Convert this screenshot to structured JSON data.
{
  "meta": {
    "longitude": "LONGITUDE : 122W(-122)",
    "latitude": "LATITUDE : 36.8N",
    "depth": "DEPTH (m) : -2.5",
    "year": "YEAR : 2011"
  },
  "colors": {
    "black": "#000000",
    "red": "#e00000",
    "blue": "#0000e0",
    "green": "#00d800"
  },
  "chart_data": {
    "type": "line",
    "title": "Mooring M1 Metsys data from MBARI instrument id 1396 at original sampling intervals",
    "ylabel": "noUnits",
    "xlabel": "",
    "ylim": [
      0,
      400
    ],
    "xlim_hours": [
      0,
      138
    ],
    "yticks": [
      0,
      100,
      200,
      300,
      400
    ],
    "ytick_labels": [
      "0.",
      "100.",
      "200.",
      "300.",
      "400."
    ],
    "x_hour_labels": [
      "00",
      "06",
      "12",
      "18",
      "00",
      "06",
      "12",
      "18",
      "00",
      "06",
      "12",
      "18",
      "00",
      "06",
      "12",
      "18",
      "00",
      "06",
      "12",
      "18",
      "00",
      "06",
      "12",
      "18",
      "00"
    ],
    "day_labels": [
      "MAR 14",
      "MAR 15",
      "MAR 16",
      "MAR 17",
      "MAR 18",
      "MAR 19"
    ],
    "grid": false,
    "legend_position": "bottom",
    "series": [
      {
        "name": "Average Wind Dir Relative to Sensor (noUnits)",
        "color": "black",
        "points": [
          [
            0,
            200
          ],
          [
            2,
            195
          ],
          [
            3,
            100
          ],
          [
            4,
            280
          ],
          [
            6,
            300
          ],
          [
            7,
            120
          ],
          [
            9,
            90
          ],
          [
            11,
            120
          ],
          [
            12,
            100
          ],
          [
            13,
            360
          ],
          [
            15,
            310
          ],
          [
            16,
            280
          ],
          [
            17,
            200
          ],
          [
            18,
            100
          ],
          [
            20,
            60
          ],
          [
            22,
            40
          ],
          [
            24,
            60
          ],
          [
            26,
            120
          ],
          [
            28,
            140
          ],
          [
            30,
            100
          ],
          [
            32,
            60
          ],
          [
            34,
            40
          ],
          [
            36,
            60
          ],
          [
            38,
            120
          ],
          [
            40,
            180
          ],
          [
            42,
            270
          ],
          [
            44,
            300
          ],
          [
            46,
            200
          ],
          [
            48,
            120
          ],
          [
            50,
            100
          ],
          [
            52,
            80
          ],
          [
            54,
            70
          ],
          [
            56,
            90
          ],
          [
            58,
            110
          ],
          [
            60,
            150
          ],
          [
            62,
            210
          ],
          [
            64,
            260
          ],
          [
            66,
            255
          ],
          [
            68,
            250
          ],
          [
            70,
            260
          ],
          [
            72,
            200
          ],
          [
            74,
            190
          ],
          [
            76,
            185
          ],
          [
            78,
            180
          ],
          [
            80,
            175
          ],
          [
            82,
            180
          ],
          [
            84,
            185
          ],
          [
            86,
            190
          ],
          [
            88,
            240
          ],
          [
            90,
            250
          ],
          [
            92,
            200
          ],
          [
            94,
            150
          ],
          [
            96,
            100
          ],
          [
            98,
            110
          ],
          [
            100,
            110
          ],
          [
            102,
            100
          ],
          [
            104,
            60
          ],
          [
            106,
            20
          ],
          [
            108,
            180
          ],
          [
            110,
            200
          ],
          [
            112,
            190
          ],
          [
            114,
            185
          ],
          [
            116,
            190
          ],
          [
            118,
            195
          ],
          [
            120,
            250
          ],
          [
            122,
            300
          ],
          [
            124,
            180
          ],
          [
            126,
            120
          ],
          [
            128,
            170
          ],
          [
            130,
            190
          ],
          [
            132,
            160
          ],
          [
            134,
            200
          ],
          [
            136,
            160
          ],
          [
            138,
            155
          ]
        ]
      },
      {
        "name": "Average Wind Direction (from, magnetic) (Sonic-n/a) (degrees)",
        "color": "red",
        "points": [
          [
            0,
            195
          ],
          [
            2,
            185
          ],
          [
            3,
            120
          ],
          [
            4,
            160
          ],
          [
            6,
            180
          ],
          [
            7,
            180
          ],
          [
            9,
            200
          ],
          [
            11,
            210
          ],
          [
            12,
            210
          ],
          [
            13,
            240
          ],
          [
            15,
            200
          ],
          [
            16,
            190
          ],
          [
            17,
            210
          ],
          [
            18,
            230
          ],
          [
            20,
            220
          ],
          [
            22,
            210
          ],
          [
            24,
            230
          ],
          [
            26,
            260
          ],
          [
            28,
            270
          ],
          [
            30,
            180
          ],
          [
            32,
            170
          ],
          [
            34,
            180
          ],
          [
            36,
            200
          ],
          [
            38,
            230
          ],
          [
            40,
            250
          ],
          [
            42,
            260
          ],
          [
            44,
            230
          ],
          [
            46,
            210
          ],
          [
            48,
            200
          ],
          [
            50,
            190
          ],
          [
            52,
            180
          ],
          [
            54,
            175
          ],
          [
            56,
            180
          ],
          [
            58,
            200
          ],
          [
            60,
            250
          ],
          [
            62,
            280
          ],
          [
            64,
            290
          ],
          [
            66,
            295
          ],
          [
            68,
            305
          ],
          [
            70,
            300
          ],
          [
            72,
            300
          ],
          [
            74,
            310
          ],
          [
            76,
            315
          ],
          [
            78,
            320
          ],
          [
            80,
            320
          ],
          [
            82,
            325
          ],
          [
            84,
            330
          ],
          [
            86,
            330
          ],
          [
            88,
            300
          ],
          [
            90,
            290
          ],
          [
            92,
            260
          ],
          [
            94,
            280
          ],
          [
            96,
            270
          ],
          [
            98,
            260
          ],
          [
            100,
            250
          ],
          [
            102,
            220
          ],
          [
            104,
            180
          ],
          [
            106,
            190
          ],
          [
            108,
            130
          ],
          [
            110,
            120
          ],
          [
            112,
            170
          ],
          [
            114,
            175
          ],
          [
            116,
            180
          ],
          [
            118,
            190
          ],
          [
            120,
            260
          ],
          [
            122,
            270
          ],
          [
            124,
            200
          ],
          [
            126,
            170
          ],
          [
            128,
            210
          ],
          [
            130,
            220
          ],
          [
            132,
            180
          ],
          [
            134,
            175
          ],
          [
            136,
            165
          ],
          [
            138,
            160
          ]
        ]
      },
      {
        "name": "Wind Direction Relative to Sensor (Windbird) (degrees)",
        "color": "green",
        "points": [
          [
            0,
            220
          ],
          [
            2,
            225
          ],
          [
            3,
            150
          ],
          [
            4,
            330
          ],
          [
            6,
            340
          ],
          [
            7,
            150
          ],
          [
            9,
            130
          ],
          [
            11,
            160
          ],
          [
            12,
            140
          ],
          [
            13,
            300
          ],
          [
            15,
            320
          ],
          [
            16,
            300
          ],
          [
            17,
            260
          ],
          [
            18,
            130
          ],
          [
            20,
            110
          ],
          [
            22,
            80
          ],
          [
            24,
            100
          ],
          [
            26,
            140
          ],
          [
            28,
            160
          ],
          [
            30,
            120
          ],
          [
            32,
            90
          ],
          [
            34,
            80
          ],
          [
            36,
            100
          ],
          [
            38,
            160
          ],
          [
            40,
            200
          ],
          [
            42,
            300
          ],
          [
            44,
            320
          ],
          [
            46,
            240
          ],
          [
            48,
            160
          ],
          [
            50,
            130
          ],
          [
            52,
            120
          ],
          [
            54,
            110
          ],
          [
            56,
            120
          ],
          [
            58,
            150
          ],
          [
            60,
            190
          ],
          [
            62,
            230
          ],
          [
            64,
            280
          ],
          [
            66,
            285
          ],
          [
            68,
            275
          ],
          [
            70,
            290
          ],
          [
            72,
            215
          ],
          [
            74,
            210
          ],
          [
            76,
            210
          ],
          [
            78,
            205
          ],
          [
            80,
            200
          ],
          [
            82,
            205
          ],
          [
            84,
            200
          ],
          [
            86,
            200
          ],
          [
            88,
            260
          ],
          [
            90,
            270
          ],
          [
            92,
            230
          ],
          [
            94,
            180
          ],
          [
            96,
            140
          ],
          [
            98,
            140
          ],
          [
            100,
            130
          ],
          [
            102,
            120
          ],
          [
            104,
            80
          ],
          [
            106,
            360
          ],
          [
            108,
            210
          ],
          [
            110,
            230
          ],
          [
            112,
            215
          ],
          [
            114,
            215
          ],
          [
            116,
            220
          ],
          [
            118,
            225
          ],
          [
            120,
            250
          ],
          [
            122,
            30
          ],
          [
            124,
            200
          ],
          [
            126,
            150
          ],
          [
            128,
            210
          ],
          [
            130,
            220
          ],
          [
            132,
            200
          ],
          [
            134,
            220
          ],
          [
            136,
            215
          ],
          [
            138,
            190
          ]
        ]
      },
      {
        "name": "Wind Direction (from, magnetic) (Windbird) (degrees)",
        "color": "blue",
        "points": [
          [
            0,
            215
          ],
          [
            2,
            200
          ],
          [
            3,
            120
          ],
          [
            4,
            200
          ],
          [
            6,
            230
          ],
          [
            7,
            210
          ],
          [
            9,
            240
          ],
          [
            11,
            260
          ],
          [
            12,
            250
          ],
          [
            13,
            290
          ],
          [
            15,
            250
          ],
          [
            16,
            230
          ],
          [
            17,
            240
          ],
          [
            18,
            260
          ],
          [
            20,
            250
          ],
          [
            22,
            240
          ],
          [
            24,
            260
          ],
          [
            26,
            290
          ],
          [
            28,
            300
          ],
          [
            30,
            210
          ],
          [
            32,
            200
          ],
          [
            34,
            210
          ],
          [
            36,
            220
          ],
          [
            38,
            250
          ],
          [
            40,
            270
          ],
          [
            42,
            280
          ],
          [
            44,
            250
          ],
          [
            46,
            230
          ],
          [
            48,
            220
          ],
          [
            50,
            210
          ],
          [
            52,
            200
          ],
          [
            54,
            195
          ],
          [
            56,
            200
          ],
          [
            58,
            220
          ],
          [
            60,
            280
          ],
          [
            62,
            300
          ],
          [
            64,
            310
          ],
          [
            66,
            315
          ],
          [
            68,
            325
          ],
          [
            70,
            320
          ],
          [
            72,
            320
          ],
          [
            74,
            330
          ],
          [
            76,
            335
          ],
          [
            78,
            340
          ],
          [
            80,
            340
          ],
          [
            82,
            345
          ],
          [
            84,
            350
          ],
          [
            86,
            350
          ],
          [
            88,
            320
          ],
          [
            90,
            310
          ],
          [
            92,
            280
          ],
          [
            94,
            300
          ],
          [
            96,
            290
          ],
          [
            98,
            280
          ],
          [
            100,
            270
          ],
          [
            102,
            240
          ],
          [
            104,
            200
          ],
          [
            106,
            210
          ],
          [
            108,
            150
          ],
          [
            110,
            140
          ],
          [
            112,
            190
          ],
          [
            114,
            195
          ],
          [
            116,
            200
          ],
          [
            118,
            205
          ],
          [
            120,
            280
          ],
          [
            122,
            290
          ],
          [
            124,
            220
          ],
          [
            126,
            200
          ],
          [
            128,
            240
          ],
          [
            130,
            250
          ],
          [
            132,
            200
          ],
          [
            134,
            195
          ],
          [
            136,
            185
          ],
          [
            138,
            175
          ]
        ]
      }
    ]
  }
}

- _DIRECTIONS FOR THIS TASK_
From the entries above, copy out every line where the string "Windbird" appears.

- _FULL RESPONSE_
        "name": "Wind Direction Relative to Sensor (Windbird) (degrees)",
        "name": "Wind Direction (from, magnetic) (Windbird) (degrees)",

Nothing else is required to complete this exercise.